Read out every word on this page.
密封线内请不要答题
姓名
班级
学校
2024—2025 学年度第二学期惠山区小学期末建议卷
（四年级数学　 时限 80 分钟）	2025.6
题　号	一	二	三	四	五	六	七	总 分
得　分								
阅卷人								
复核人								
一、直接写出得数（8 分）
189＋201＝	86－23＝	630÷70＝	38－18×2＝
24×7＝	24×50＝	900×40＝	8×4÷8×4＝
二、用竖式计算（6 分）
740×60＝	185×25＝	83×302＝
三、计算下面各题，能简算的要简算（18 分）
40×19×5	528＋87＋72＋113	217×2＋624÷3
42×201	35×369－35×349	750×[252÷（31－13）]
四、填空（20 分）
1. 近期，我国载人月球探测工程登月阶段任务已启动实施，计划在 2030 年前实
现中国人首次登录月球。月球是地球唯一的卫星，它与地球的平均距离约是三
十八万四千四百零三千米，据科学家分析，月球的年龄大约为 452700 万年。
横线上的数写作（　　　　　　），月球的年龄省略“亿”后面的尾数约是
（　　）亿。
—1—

* [Set problem]
Copy all the entries verbatim.

* [Finished answer]
Read out every word on this page.
密封线内请不要答题
姓名
班级
学校
2024—2025 学年度第二学期惠山区小学期末建议卷
（四年级数学　 时限 80 分钟）	2025.6
题　号	一	二	三	四	五	六	七	总 分
得　分								
阅卷人								
复核人								
一、直接写出得数（8 分）
189＋201＝	86－23＝	630÷70＝	38－18×2＝
24×7＝	24×50＝	900×40＝	8×4÷8×4＝
二、用竖式计算（6 分）
740×60＝	185×25＝	83×302＝
三、计算下面各题，能简算的要简算（18 分）
40×19×5	528＋87＋72＋113	217×2＋624÷3
42×201	35×369－35×349	750×[252÷（31－13）]
四、填空（20 分）
1. 近期，我国载人月球探测工程登月阶段任务已启动实施，计划在 2030 年前实
现中国人首次登录月球。月球是地球唯一的卫星，它与地球的平均距离约是三
十八万四千四百零三千米，据科学家分析，月球的年龄大约为 452700 万年。
横线上的数写作（　　　　　　），月球的年龄省略“亿”后面的尾数约是
（　　）亿。
—1—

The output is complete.